EXERCISE PROMPT —
Turn everything in the listing below, from its first line down through the line containing "legend-swatch (8, 772, 46, 778)", into a numbered list, and omit any blank lines.

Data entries
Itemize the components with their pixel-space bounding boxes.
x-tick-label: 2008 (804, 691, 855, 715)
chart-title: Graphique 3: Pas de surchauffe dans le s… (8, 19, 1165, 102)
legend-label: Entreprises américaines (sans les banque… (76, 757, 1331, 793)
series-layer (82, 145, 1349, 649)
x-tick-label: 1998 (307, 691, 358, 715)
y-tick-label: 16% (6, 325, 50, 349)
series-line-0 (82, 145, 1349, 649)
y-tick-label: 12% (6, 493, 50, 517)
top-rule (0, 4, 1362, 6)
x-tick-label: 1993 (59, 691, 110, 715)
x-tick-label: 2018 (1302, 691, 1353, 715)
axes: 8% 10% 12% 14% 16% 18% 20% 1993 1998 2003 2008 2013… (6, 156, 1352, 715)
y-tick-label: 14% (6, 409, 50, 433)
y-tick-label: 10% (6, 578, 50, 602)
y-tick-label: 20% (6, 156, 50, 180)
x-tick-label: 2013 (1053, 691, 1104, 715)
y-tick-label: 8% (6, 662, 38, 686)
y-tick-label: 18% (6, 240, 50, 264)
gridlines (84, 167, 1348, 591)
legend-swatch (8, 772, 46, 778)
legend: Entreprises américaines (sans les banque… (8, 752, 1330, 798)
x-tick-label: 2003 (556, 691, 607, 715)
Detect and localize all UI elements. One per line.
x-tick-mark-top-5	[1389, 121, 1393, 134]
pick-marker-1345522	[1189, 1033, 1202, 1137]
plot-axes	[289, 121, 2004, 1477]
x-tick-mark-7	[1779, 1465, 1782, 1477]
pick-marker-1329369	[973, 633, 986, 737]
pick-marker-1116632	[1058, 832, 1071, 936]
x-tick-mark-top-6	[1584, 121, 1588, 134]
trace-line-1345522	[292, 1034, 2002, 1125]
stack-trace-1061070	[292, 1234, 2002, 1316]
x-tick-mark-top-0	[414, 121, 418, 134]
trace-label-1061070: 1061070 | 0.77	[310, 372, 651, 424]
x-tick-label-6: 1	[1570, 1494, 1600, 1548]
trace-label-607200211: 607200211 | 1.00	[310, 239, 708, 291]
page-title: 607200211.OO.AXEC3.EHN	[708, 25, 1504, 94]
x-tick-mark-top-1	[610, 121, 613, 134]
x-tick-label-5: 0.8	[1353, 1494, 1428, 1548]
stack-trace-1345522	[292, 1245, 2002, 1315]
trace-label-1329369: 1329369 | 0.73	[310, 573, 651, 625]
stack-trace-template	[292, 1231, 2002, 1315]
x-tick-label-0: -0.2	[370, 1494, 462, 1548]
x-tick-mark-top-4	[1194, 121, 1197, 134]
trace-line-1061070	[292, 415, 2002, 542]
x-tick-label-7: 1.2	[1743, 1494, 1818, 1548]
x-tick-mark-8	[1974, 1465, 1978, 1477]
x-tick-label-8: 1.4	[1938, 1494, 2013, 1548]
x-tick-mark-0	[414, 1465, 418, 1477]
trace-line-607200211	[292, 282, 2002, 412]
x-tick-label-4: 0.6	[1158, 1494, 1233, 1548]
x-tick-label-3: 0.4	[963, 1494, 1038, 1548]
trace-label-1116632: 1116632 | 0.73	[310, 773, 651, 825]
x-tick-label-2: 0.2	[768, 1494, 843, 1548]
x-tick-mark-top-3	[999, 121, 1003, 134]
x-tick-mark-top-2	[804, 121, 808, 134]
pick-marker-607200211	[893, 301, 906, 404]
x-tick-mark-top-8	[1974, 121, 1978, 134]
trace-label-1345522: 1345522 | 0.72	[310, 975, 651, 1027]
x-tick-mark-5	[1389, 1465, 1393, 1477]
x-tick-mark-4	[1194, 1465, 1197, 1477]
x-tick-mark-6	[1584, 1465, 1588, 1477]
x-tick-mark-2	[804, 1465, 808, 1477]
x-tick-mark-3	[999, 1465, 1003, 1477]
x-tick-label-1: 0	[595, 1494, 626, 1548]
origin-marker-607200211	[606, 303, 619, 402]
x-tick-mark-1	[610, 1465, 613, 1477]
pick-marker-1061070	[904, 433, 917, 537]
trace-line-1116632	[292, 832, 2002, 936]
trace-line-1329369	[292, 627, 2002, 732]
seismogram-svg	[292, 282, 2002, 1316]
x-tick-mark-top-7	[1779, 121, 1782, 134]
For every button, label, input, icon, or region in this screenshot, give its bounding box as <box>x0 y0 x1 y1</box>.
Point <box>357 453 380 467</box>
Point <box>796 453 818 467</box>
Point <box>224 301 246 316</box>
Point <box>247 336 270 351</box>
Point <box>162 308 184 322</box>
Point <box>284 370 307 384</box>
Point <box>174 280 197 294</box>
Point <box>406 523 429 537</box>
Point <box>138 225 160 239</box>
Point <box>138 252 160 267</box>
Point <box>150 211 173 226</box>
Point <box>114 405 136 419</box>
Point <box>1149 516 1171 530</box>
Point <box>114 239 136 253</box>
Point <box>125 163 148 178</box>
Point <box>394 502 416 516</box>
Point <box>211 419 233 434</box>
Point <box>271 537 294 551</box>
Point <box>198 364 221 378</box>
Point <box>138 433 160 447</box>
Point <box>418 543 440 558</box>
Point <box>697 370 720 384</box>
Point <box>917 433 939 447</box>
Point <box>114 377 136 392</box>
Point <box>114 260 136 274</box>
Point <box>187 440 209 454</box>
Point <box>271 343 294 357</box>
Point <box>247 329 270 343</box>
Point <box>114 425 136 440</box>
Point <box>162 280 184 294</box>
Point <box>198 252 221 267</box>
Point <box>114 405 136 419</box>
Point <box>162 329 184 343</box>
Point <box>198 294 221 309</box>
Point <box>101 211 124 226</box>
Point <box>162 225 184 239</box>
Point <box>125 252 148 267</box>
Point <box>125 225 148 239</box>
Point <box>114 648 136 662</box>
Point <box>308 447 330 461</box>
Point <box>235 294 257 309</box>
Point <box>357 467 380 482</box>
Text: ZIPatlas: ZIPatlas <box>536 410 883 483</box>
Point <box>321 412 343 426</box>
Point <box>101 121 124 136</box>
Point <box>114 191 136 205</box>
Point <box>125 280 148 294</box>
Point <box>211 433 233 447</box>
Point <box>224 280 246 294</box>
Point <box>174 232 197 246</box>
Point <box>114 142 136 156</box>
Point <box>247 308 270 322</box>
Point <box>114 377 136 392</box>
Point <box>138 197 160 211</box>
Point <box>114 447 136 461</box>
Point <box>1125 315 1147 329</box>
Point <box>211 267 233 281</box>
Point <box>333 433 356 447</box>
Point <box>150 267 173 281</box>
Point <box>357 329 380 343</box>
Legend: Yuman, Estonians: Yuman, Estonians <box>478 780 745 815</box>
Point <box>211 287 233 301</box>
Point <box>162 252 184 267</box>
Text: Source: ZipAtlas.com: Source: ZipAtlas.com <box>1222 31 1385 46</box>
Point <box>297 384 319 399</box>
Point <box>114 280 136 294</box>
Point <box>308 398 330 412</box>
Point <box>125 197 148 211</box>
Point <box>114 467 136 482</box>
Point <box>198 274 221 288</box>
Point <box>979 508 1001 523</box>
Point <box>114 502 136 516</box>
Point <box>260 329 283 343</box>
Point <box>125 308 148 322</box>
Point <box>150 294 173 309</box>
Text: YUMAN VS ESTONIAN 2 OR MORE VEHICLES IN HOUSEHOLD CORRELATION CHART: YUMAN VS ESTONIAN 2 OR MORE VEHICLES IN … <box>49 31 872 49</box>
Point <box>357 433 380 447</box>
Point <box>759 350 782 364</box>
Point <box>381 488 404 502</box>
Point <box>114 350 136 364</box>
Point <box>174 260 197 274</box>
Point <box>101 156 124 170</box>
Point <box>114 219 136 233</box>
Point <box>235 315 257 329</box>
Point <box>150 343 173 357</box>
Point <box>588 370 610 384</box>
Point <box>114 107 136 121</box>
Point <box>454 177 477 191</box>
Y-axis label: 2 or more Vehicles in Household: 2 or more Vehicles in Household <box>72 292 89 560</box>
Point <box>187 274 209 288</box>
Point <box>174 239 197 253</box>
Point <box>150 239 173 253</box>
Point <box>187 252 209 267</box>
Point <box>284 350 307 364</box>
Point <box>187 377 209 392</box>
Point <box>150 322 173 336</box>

RESPONSE BELOW —
1. Itemize the components with their pixel-space bounding boxes.
2. x-tick-label: 2008 (804, 691, 855, 715)
3. chart-title: Graphique 3: Pas de surchauffe dans le s… (8, 19, 1165, 102)
4. legend-label: Entreprises américaines (sans les banque… (76, 757, 1331, 793)
5. series-layer (82, 145, 1349, 649)
6. x-tick-label: 1998 (307, 691, 358, 715)
7. y-tick-label: 16% (6, 325, 50, 349)
8. series-line-0 (82, 145, 1349, 649)
9. y-tick-label: 12% (6, 493, 50, 517)
10. top-rule (0, 4, 1362, 6)
11. x-tick-label: 1993 (59, 691, 110, 715)
12. x-tick-label: 2018 (1302, 691, 1353, 715)
13. axes: 8% 10% 12% 14% 16% 18% 20% 1993 1998 2003 2008 2013… (6, 156, 1352, 715)
14. y-tick-label: 14% (6, 409, 50, 433)
15. y-tick-label: 10% (6, 578, 50, 602)
16. y-tick-label: 20% (6, 156, 50, 180)
17. x-tick-label: 2013 (1053, 691, 1104, 715)
18. y-tick-label: 8% (6, 662, 38, 686)
19. y-tick-label: 18% (6, 240, 50, 264)
20. gridlines (84, 167, 1348, 591)
21. legend-swatch (8, 772, 46, 778)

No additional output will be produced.